## Task instructions
Exact copy, pictures excluded: write out every line below.

## Data for this task
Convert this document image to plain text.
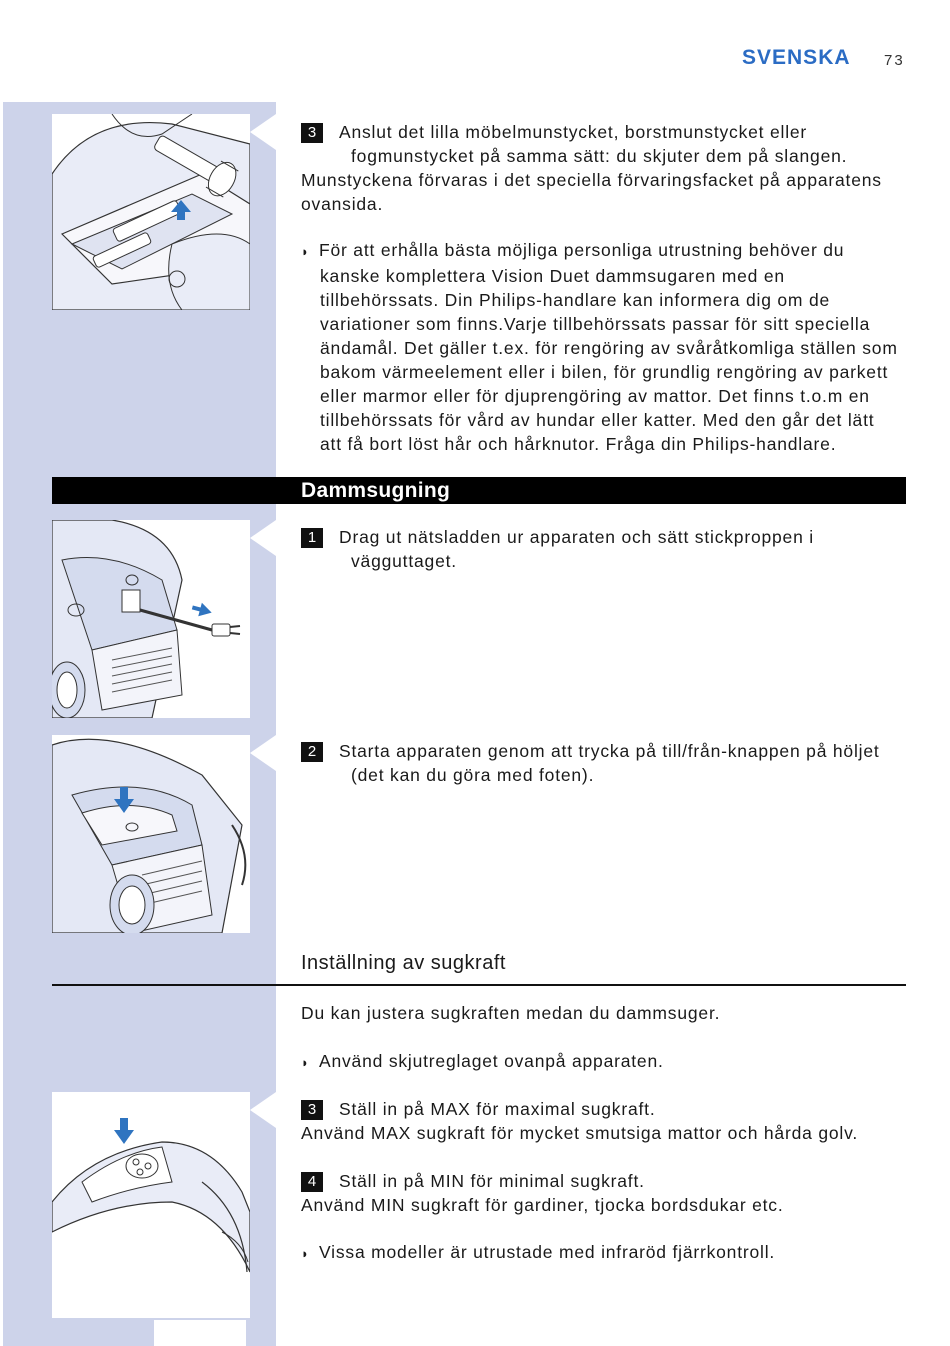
SVENSKA 73
3 Anslut det lilla möbelmunstycket, borstmunstycket eller
fogmunstycket på samma sätt: du skjuter dem på slangen.
Munstyckena förvaras i det speciella förvaringsfacket på apparatens
ovansida.
◗ För att erhålla bästa möjliga personliga utrustning behöver du
kanske komplettera Vision Duet dammsugaren med en
tillbehörssats. Din Philips-handlare kan informera dig om de
variationer som finns.Varje tillbehörssats passar för sitt speciella
ändamål. Det gäller t.ex. för rengöring av svåråtkomliga ställen som
bakom värmeelement eller i bilen, för grundlig rengöring av parkett
eller marmor eller för djuprengöring av mattor. Det finns t.o.m en
tillbehörssats för vård av hundar eller katter. Med den går det lätt
att få bort löst hår och hårknutor. Fråga din Philips-handlare.
Dammsugning
1 Drag ut nätsladden ur apparaten och sätt stickproppen i
vägguttaget.
2 Starta apparaten genom att trycka på till/från-knappen på höljet
(det kan du göra med foten).
Inställning av sugkraft
Du kan justera sugkraften medan du dammsuger.
◗ Använd skjutreglaget ovanpå apparaten.
3 Ställ in på MAX för maximal sugkraft.
Använd MAX sugkraft för mycket smutsiga mattor och hårda golv.
4 Ställ in på MIN för minimal sugkraft.
Använd MIN sugkraft för gardiner, tjocka bordsdukar etc.
◗ Vissa modeller är utrustade med infraröd fjärrkontroll.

## Solution to the exercise
Convert this document image to plain text.
SVENSKA 73
3 Anslut det lilla möbelmunstycket, borstmunstycket eller
fogmunstycket på samma sätt: du skjuter dem på slangen.
Munstyckena förvaras i det speciella förvaringsfacket på apparatens
ovansida.
◗ För att erhålla bästa möjliga personliga utrustning behöver du
kanske komplettera Vision Duet dammsugaren med en
tillbehörssats. Din Philips-handlare kan informera dig om de
variationer som finns.Varje tillbehörssats passar för sitt speciella
ändamål. Det gäller t.ex. för rengöring av svåråtkomliga ställen som
bakom värmeelement eller i bilen, för grundlig rengöring av parkett
eller marmor eller för djuprengöring av mattor. Det finns t.o.m en
tillbehörssats för vård av hundar eller katter. Med den går det lätt
att få bort löst hår och hårknutor. Fråga din Philips-handlare.
Dammsugning
1 Drag ut nätsladden ur apparaten och sätt stickproppen i
vägguttaget.
2 Starta apparaten genom att trycka på till/från-knappen på höljet
(det kan du göra med foten).
Inställning av sugkraft
Du kan justera sugkraften medan du dammsuger.
◗ Använd skjutreglaget ovanpå apparaten.
3 Ställ in på MAX för maximal sugkraft.
Använd MAX sugkraft för mycket smutsiga mattor och hårda golv.
4 Ställ in på MIN för minimal sugkraft.
Använd MIN sugkraft för gardiner, tjocka bordsdukar etc.
◗ Vissa modeller är utrustade med infraröd fjärrkontroll.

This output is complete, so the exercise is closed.